> WHAT THE TASK REQUIRES:
Below is a block of records; return all of them exactly, but without the images.

────────

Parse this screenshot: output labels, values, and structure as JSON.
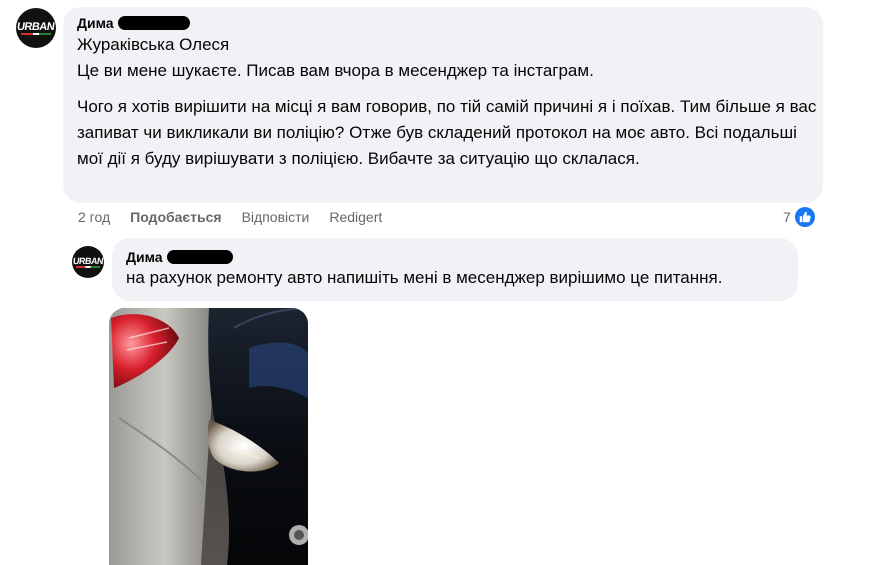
{
  "comment": {
    "author": "Дима",
    "avatar_logo": "URBAN",
    "addressee": "Жураківська Олеся",
    "paragraphs": [
      "Це ви мене шукаєте. Писав вам вчора в месенджер та інстаграм.",
      "Чого я хотів вирішити на місці я вам говорив, по тій самій причині я і поїхав. Тим більше я вас запиват чи викликали ви поліцію? Отже був складений протокол на моє авто. Всі подальші мої дії я буду вирішувати з поліцією. Вибачте за ситуацію що склалася."
    ],
    "time": "2 год",
    "like_label": "Подобається",
    "reply_label": "Відповісти",
    "edited_label": "Redigert",
    "reaction_count": "7",
    "reaction_icon": "thumbs-up-icon",
    "reaction_color": "#1877f2"
  },
  "reply": {
    "author": "Дима",
    "avatar_logo": "URBAN",
    "text": "на рахунок ремонту авто напишіть мені в месенджер вирішимо це питання.",
    "photo_alt": "photo-of-damaged-cars"
  },
  "colors": {
    "bubble": "#f0f2f5",
    "secondary_text": "#65676b",
    "primary_text": "#050505"
  }
}
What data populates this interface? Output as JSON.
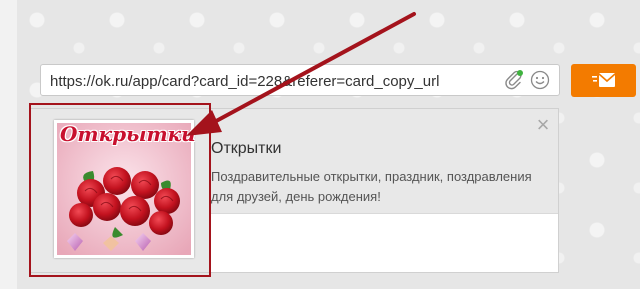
{
  "composer": {
    "url_value": "https://ok.ru/app/card?card_id=228&referer=card_copy_url",
    "attach_icon": "paperclip-icon",
    "emoji_icon": "smile-icon"
  },
  "send_button": {
    "icon": "envelope-send-icon",
    "color": "#f37b00"
  },
  "preview": {
    "close_label": "×",
    "title": "Открытки",
    "description": "Поздравительные открытки, праздник, поздравления для друзей, день рождения!",
    "thumbnail_logo": "Открытки",
    "highlight_color": "#a4131c"
  }
}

────────

> ANSWER FOR THIS EXERCISE:
Parse this screenshot: output labels, values, and structure as JSON.
{
  "comment": {
    "author": "Дима",
    "avatar_logo": "URBAN",
    "addressee": "Жураківська Олеся",
    "paragraphs": [
      "Це ви мене шукаєте. Писав вам вчора в месенджер та інстаграм.",
      "Чого я хотів вирішити на місці я вам говорив, по тій самій причині я і поїхав. Тим більше я вас запиват чи викликали ви поліцію? Отже був складений протокол на моє авто. Всі подальші мої дії я буду вирішувати з поліцією. Вибачте за ситуацію що склалася."
    ],
    "time": "2 год",
    "like_label": "Подобається",
    "reply_label": "Відповісти",
    "edited_label": "Redigert",
    "reaction_count": "7",
    "reaction_icon": "thumbs-up-icon",
    "reaction_color": "#1877f2"
  },
  "reply": {
    "author": "Дима",
    "avatar_logo": "URBAN",
    "text": "на рахунок ремонту авто напишіть мені в месенджер вирішимо це питання.",
    "photo_alt": "photo-of-damaged-cars"
  },
  "colors": {
    "bubble": "#f0f2f5",
    "secondary_text": "#65676b",
    "primary_text": "#050505"
  }
}
What data populates this interface? Output as JSON.
{
  "composer": {
    "url_value": "https://ok.ru/app/card?card_id=228&referer=card_copy_url",
    "attach_icon": "paperclip-icon",
    "emoji_icon": "smile-icon"
  },
  "send_button": {
    "icon": "envelope-send-icon",
    "color": "#f37b00"
  },
  "preview": {
    "close_label": "×",
    "title": "Открытки",
    "description": "Поздравительные открытки, праздник, поздравления для друзей, день рождения!",
    "thumbnail_logo": "Открытки",
    "highlight_color": "#a4131c"
  }
}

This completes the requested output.